§ **TASK TO CARRY OUT**: Quote every line as given.

════════════════

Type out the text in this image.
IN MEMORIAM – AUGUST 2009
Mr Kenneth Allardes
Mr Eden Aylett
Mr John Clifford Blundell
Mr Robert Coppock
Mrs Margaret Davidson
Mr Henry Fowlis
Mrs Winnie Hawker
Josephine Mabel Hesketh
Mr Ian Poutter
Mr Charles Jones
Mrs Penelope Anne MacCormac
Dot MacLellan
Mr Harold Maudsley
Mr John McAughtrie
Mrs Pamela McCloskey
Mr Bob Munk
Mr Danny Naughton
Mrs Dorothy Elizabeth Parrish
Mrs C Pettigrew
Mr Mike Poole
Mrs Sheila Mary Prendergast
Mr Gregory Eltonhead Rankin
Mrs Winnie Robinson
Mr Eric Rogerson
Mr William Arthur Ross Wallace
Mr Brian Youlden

════════════════

§ **FULL RESPONSE**:
Type out the text in this image.
IN MEMORIAM – AUGUST 2009
Mr Kenneth Allardes
Mr Eden Aylett
Mr John Clifford Blundell
Mr Robert Coppock
Mrs Margaret Davidson
Mr Henry Fowlis
Mrs Winnie Hawker
Josephine Mabel Hesketh
Mr Ian Poutter
Mr Charles Jones
Mrs Penelope Anne MacCormac
Dot MacLellan
Mr Harold Maudsley
Mr John McAughtrie
Mrs Pamela McCloskey
Mr Bob Munk
Mr Danny Naughton
Mrs Dorothy Elizabeth Parrish
Mrs C Pettigrew
Mr Mike Poole
Mrs Sheila Mary Prendergast
Mr Gregory Eltonhead Rankin
Mrs Winnie Robinson
Mr Eric Rogerson
Mr William Arthur Ross Wallace
Mr Brian Youlden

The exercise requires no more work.